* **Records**
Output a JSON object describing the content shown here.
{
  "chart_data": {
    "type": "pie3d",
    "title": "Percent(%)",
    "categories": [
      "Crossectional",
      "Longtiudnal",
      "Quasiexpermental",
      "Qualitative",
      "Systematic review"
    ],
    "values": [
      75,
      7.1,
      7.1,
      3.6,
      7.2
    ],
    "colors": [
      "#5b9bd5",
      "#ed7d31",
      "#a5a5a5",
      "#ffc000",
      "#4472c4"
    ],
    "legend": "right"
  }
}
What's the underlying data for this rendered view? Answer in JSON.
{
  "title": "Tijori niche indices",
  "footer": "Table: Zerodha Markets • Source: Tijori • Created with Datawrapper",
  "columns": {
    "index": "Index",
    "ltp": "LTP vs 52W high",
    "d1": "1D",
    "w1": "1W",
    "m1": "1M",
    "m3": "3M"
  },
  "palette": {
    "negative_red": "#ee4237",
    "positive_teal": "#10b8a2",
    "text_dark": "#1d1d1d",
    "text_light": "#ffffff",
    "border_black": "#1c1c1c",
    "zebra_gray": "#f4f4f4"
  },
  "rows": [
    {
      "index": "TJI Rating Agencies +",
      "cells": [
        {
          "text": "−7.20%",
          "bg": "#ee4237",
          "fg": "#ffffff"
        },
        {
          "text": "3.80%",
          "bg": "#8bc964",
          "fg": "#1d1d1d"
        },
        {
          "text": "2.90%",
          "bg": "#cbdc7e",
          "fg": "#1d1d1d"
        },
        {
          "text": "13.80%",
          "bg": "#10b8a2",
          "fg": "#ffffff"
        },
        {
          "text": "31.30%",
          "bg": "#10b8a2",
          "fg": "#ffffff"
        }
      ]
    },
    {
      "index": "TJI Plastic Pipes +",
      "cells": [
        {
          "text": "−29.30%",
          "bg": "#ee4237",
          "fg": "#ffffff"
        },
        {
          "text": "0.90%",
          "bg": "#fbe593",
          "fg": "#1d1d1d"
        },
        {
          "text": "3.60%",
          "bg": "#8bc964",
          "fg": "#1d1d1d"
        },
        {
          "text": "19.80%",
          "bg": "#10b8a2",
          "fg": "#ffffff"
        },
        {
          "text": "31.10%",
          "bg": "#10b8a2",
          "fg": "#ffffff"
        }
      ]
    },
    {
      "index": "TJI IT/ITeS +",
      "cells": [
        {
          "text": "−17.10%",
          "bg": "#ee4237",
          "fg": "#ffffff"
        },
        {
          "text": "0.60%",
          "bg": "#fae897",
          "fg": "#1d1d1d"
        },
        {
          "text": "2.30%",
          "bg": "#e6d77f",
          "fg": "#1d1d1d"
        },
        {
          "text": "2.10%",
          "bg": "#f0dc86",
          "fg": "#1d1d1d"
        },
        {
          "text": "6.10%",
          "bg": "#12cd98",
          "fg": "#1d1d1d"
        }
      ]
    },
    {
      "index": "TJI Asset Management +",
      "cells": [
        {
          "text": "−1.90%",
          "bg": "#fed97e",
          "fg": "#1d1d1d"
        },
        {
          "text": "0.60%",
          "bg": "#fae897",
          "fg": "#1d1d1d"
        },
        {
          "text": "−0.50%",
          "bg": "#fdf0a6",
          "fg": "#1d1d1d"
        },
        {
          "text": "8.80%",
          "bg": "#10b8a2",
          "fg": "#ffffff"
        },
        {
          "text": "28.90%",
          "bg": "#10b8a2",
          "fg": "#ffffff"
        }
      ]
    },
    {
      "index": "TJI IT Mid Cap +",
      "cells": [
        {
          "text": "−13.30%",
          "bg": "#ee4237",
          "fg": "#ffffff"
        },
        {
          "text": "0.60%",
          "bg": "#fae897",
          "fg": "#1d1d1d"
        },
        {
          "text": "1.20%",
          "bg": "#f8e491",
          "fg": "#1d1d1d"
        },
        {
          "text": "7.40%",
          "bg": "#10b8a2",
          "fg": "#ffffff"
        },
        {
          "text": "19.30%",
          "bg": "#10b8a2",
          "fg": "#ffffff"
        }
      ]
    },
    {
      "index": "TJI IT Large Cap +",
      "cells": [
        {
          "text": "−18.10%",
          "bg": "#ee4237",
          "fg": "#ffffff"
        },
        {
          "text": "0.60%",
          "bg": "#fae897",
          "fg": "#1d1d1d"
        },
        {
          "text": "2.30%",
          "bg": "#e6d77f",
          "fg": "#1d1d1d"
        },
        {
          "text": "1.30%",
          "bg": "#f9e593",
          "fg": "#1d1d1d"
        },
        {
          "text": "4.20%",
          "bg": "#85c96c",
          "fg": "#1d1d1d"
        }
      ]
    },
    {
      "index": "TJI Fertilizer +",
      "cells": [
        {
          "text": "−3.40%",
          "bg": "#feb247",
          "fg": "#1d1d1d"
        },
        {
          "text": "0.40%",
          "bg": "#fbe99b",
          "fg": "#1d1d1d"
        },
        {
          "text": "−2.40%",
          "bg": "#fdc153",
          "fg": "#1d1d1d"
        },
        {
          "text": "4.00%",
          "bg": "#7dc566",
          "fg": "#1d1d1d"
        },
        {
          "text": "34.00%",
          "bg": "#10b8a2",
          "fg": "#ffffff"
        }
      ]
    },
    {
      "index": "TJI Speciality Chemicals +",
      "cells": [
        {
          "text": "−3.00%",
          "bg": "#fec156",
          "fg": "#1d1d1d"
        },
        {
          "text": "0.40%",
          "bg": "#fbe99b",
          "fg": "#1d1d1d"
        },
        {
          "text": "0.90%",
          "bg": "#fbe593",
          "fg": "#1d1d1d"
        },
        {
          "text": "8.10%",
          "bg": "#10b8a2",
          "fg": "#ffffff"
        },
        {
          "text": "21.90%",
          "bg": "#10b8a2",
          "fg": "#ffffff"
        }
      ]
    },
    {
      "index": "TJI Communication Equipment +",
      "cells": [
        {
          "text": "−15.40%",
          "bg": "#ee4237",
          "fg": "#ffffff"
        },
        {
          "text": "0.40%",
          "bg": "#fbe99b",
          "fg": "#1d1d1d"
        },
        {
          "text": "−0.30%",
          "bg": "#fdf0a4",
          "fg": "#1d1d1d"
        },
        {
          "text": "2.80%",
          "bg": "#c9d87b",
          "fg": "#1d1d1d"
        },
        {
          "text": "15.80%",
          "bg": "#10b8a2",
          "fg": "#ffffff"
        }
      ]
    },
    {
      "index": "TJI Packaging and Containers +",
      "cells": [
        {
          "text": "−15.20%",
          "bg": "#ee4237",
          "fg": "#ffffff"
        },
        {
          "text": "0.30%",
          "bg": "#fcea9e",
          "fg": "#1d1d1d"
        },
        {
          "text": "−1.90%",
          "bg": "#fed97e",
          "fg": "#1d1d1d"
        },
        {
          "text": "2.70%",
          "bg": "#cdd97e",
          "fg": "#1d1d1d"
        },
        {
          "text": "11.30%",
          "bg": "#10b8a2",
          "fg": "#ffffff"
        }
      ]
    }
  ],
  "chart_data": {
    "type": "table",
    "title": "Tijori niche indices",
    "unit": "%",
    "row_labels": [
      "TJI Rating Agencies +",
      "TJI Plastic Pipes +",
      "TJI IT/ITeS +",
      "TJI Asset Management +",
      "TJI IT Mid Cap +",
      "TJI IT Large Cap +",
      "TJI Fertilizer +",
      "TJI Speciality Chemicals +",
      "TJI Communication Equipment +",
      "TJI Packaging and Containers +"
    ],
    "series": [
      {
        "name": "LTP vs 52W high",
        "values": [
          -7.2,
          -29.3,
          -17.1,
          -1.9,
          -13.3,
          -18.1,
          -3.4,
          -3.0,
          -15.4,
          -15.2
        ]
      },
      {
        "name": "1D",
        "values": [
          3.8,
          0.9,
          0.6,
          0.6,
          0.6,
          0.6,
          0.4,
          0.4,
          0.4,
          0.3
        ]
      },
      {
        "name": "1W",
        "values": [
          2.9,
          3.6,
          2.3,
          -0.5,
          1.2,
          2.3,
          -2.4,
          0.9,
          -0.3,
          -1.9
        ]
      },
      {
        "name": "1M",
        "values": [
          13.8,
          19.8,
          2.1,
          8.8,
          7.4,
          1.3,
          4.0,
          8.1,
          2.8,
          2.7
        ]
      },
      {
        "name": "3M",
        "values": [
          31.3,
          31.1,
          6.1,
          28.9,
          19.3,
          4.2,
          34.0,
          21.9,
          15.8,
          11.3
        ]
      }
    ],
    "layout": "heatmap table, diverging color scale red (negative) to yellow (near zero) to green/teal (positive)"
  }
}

* **EXERCISE OBJECTIVE**
Copy each line of the listing that holds the word "Fertilizer".

* **SOLUTION**
      "index": "TJI Fertilizer +",
      "TJI Fertilizer +",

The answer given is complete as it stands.